Task details: Reproduce every line of the material below, but drop the pictures.

Data in this exercise:
▬▬▬▬▬▬
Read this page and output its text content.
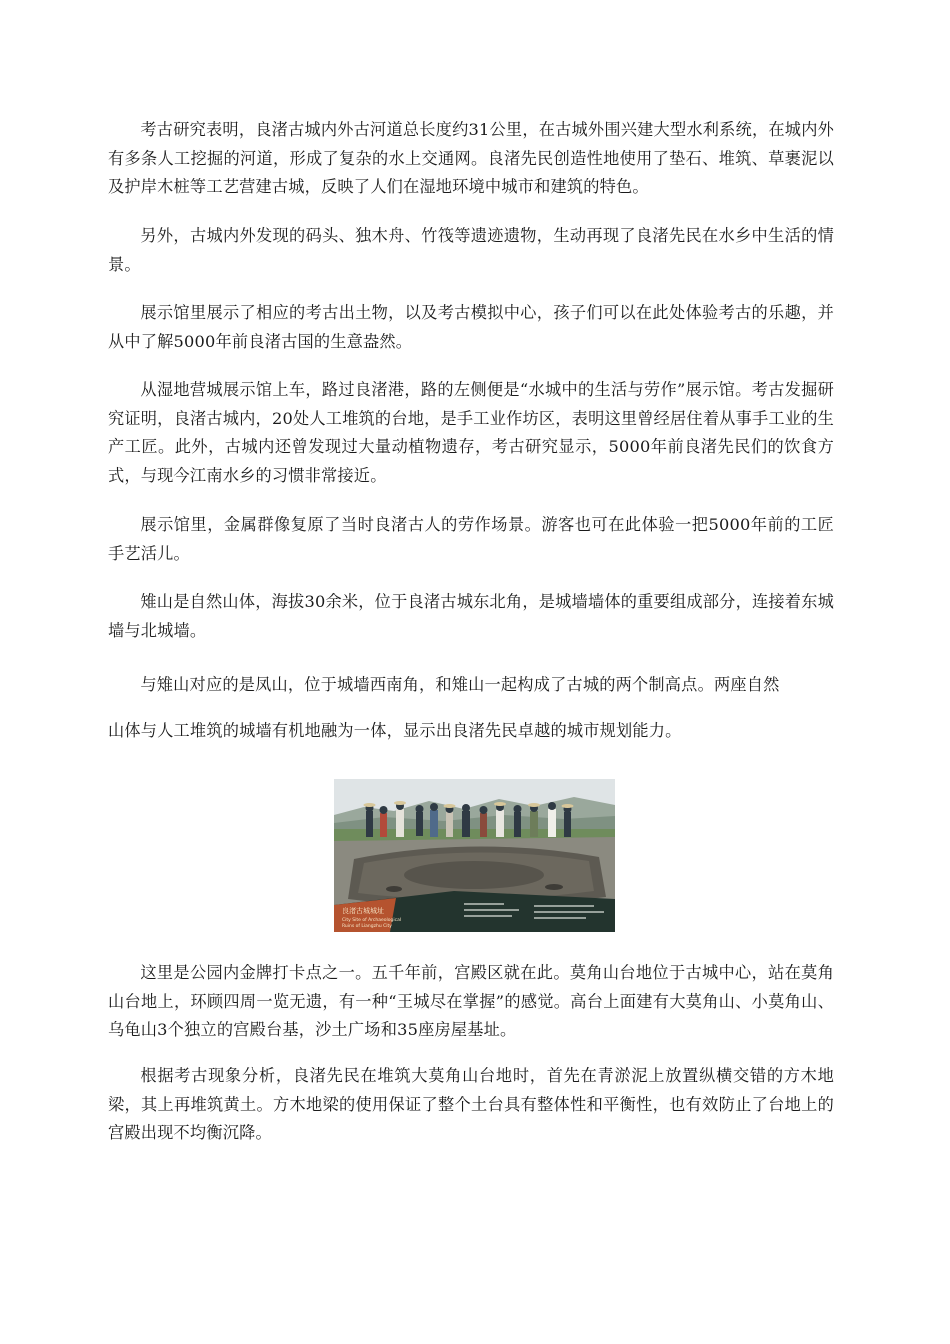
考古研究表明，良渚古城内外古河道总长度约31公里，在古城外围兴建大型水利系统，在城内外有多条人工挖掘的河道，形成了复杂的水上交通网。良渚先民创造性地使用了垫石、堆筑、草裹泥以及护岸木桩等工艺营建古城，反映了人们在湿地环境中城市和建筑的特色。

另外，古城内外发现的码头、独木舟、竹筏等遗迹遗物，生动再现了良渚先民在水乡中生活的情景。

展示馆里展示了相应的考古出土物，以及考古模拟中心，孩子们可以在此处体验考古的乐趣，并从中了解5000年前良渚古国的生意盎然。

从湿地营城展示馆上车，路过良渚港，路的左侧便是“水城中的生活与劳作”展示馆。考古发掘研究证明，良渚古城内，20处人工堆筑的台地，是手工业作坊区，表明这里曾经居住着从事手工业的生产工匠。此外，古城内还曾发现过大量动植物遗存，考古研究显示，5000年前良渚先民们的饮食方式，与现今江南水乡的习惯非常接近。

展示馆里，金属群像复原了当时良渚古人的劳作场景。游客也可在此体验一把5000年前的工匠手艺活儿。

雉山是自然山体，海拔30余米，位于良渚古城东北角，是城墙墙体的重要组成部分，连接着东城墙与北城墙。

与雉山对应的是凤山，位于城墙西南角，和雉山一起构成了古城的两个制高点。两座自然

山体与人工堆筑的城墙有机地融为一体，显示出良渚先民卓越的城市规划能力。

良渚古城城址
City Site of Archaeological
Ruins of Liangzhu City

这里是公园内金牌打卡点之一。五千年前，宫殿区就在此。莫角山台地位于古城中心，站在莫角山台地上，环顾四周一览无遗，有一种“王城尽在掌握”的感觉。高台上面建有大莫角山、小莫角山、乌龟山3个独立的宫殿台基，沙土广场和35座房屋基址。

根据考古现象分析，良渚先民在堆筑大莫角山台地时，首先在青淤泥上放置纵横交错的方木地梁，其上再堆筑黄土。方木地梁的使用保证了整个土台具有整体性和平衡性，也有效防止了台地上的宫殿出现不均衡沉降。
▬▬▬▬▬▬
Output for this exercise:
Read this page and output its text content.
考古研究表明，良渚古城内外古河道总长度约31公里，在古城外围兴建大型水利系统，在城内外有多条人工挖掘的河道，形成了复杂的水上交通网。良渚先民创造性地使用了垫石、堆筑、草裹泥以及护岸木桩等工艺营建古城，反映了人们在湿地环境中城市和建筑的特色。

另外，古城内外发现的码头、独木舟、竹筏等遗迹遗物，生动再现了良渚先民在水乡中生活的情景。

展示馆里展示了相应的考古出土物，以及考古模拟中心，孩子们可以在此处体验考古的乐趣，并从中了解5000年前良渚古国的生意盎然。

从湿地营城展示馆上车，路过良渚港，路的左侧便是“水城中的生活与劳作”展示馆。考古发掘研究证明，良渚古城内，20处人工堆筑的台地，是手工业作坊区，表明这里曾经居住着从事手工业的生产工匠。此外，古城内还曾发现过大量动植物遗存，考古研究显示，5000年前良渚先民们的饮食方式，与现今江南水乡的习惯非常接近。

展示馆里，金属群像复原了当时良渚古人的劳作场景。游客也可在此体验一把5000年前的工匠手艺活儿。

雉山是自然山体，海拔30余米，位于良渚古城东北角，是城墙墙体的重要组成部分，连接着东城墙与北城墙。

与雉山对应的是凤山，位于城墙西南角，和雉山一起构成了古城的两个制高点。两座自然

山体与人工堆筑的城墙有机地融为一体，显示出良渚先民卓越的城市规划能力。

良渚古城城址
City Site of Archaeological
Ruins of Liangzhu City

这里是公园内金牌打卡点之一。五千年前，宫殿区就在此。莫角山台地位于古城中心，站在莫角山台地上，环顾四周一览无遗，有一种“王城尽在掌握”的感觉。高台上面建有大莫角山、小莫角山、乌龟山3个独立的宫殿台基，沙土广场和35座房屋基址。

根据考古现象分析，良渚先民在堆筑大莫角山台地时，首先在青淤泥上放置纵横交错的方木地梁，其上再堆筑黄土。方木地梁的使用保证了整个土台具有整体性和平衡性，也有效防止了台地上的宫殿出现不均衡沉降。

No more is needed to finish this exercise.